> THE PROBLEM: Pictures do not belong in the copy; transcribe everything else in the records exactly.

> DATA TO USE:
┌────────

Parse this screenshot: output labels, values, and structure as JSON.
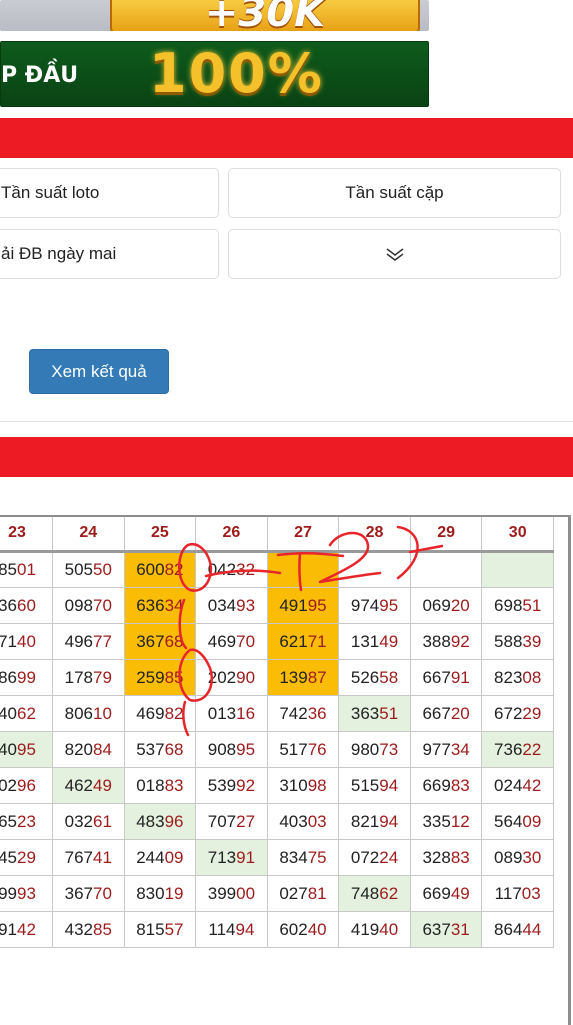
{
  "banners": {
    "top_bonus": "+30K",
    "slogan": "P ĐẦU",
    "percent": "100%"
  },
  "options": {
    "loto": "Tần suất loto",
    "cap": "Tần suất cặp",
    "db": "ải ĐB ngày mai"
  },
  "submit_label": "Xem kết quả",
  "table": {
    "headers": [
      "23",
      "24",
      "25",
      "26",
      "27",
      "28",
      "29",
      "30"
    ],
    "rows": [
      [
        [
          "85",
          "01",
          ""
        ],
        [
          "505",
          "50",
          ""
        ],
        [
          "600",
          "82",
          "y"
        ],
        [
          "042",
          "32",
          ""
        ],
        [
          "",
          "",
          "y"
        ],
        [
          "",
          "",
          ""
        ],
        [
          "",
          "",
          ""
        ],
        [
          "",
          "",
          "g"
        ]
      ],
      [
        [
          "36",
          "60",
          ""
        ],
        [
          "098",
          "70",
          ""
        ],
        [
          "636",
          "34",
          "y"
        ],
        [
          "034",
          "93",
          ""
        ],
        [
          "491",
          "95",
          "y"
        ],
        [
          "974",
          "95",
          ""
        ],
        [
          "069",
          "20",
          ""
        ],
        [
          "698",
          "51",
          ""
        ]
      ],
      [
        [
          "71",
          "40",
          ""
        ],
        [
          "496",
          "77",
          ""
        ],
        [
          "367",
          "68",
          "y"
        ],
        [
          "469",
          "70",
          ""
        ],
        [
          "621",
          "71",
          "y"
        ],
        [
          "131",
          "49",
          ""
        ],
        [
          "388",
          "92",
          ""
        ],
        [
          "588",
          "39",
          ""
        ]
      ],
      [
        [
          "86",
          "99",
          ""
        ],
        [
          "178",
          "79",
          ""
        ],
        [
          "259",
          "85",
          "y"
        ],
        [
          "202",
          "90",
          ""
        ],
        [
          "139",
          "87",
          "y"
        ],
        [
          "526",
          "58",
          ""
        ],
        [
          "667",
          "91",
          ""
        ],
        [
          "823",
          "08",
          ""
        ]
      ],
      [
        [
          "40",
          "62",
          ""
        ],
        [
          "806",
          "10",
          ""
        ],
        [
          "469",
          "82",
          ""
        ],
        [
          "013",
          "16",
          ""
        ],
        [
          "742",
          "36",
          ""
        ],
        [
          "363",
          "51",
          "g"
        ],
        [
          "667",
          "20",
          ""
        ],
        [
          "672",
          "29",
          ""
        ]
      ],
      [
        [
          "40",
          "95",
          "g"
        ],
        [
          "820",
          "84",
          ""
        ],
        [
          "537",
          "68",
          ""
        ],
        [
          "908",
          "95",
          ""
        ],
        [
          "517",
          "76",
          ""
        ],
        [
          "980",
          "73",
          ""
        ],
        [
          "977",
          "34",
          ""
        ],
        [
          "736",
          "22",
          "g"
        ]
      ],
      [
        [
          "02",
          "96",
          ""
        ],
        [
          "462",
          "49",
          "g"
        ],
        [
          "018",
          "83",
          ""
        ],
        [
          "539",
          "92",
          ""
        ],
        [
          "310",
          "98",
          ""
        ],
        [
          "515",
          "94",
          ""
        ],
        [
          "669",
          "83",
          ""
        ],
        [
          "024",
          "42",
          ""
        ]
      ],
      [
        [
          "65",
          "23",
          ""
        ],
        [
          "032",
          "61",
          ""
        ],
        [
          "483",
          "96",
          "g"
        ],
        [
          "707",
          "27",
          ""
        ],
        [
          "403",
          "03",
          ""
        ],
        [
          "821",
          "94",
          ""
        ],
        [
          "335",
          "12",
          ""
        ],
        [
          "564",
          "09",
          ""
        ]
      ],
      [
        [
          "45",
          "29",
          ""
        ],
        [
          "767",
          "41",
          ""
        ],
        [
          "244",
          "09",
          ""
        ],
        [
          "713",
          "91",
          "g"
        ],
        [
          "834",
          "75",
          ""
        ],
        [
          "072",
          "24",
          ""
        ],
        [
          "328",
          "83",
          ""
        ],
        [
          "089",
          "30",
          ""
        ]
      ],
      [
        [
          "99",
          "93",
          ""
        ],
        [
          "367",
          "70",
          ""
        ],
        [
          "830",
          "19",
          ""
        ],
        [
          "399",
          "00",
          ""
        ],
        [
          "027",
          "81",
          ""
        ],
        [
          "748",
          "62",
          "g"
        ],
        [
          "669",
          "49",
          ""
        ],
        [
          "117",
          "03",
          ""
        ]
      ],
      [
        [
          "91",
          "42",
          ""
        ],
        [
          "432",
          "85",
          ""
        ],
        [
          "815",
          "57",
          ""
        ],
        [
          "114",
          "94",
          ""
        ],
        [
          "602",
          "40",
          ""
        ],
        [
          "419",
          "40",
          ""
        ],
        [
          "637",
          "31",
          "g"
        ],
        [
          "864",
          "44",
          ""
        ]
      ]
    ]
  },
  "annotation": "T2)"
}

└────────

> CORRECT OUTPUT:
Parse this screenshot: output labels, values, and structure as JSON.
{
  "banners": {
    "top_bonus": "+30K",
    "slogan": "P ĐẦU",
    "percent": "100%"
  },
  "options": {
    "loto": "Tần suất loto",
    "cap": "Tần suất cặp",
    "db": "ải ĐB ngày mai"
  },
  "submit_label": "Xem kết quả",
  "table": {
    "headers": [
      "23",
      "24",
      "25",
      "26",
      "27",
      "28",
      "29",
      "30"
    ],
    "rows": [
      [
        [
          "85",
          "01",
          ""
        ],
        [
          "505",
          "50",
          ""
        ],
        [
          "600",
          "82",
          "y"
        ],
        [
          "042",
          "32",
          ""
        ],
        [
          "",
          "",
          "y"
        ],
        [
          "",
          "",
          ""
        ],
        [
          "",
          "",
          ""
        ],
        [
          "",
          "",
          "g"
        ]
      ],
      [
        [
          "36",
          "60",
          ""
        ],
        [
          "098",
          "70",
          ""
        ],
        [
          "636",
          "34",
          "y"
        ],
        [
          "034",
          "93",
          ""
        ],
        [
          "491",
          "95",
          "y"
        ],
        [
          "974",
          "95",
          ""
        ],
        [
          "069",
          "20",
          ""
        ],
        [
          "698",
          "51",
          ""
        ]
      ],
      [
        [
          "71",
          "40",
          ""
        ],
        [
          "496",
          "77",
          ""
        ],
        [
          "367",
          "68",
          "y"
        ],
        [
          "469",
          "70",
          ""
        ],
        [
          "621",
          "71",
          "y"
        ],
        [
          "131",
          "49",
          ""
        ],
        [
          "388",
          "92",
          ""
        ],
        [
          "588",
          "39",
          ""
        ]
      ],
      [
        [
          "86",
          "99",
          ""
        ],
        [
          "178",
          "79",
          ""
        ],
        [
          "259",
          "85",
          "y"
        ],
        [
          "202",
          "90",
          ""
        ],
        [
          "139",
          "87",
          "y"
        ],
        [
          "526",
          "58",
          ""
        ],
        [
          "667",
          "91",
          ""
        ],
        [
          "823",
          "08",
          ""
        ]
      ],
      [
        [
          "40",
          "62",
          ""
        ],
        [
          "806",
          "10",
          ""
        ],
        [
          "469",
          "82",
          ""
        ],
        [
          "013",
          "16",
          ""
        ],
        [
          "742",
          "36",
          ""
        ],
        [
          "363",
          "51",
          "g"
        ],
        [
          "667",
          "20",
          ""
        ],
        [
          "672",
          "29",
          ""
        ]
      ],
      [
        [
          "40",
          "95",
          "g"
        ],
        [
          "820",
          "84",
          ""
        ],
        [
          "537",
          "68",
          ""
        ],
        [
          "908",
          "95",
          ""
        ],
        [
          "517",
          "76",
          ""
        ],
        [
          "980",
          "73",
          ""
        ],
        [
          "977",
          "34",
          ""
        ],
        [
          "736",
          "22",
          "g"
        ]
      ],
      [
        [
          "02",
          "96",
          ""
        ],
        [
          "462",
          "49",
          "g"
        ],
        [
          "018",
          "83",
          ""
        ],
        [
          "539",
          "92",
          ""
        ],
        [
          "310",
          "98",
          ""
        ],
        [
          "515",
          "94",
          ""
        ],
        [
          "669",
          "83",
          ""
        ],
        [
          "024",
          "42",
          ""
        ]
      ],
      [
        [
          "65",
          "23",
          ""
        ],
        [
          "032",
          "61",
          ""
        ],
        [
          "483",
          "96",
          "g"
        ],
        [
          "707",
          "27",
          ""
        ],
        [
          "403",
          "03",
          ""
        ],
        [
          "821",
          "94",
          ""
        ],
        [
          "335",
          "12",
          ""
        ],
        [
          "564",
          "09",
          ""
        ]
      ],
      [
        [
          "45",
          "29",
          ""
        ],
        [
          "767",
          "41",
          ""
        ],
        [
          "244",
          "09",
          ""
        ],
        [
          "713",
          "91",
          "g"
        ],
        [
          "834",
          "75",
          ""
        ],
        [
          "072",
          "24",
          ""
        ],
        [
          "328",
          "83",
          ""
        ],
        [
          "089",
          "30",
          ""
        ]
      ],
      [
        [
          "99",
          "93",
          ""
        ],
        [
          "367",
          "70",
          ""
        ],
        [
          "830",
          "19",
          ""
        ],
        [
          "399",
          "00",
          ""
        ],
        [
          "027",
          "81",
          ""
        ],
        [
          "748",
          "62",
          "g"
        ],
        [
          "669",
          "49",
          ""
        ],
        [
          "117",
          "03",
          ""
        ]
      ],
      [
        [
          "91",
          "42",
          ""
        ],
        [
          "432",
          "85",
          ""
        ],
        [
          "815",
          "57",
          ""
        ],
        [
          "114",
          "94",
          ""
        ],
        [
          "602",
          "40",
          ""
        ],
        [
          "419",
          "40",
          ""
        ],
        [
          "637",
          "31",
          "g"
        ],
        [
          "864",
          "44",
          ""
        ]
      ]
    ]
  },
  "annotation": "T2)"
}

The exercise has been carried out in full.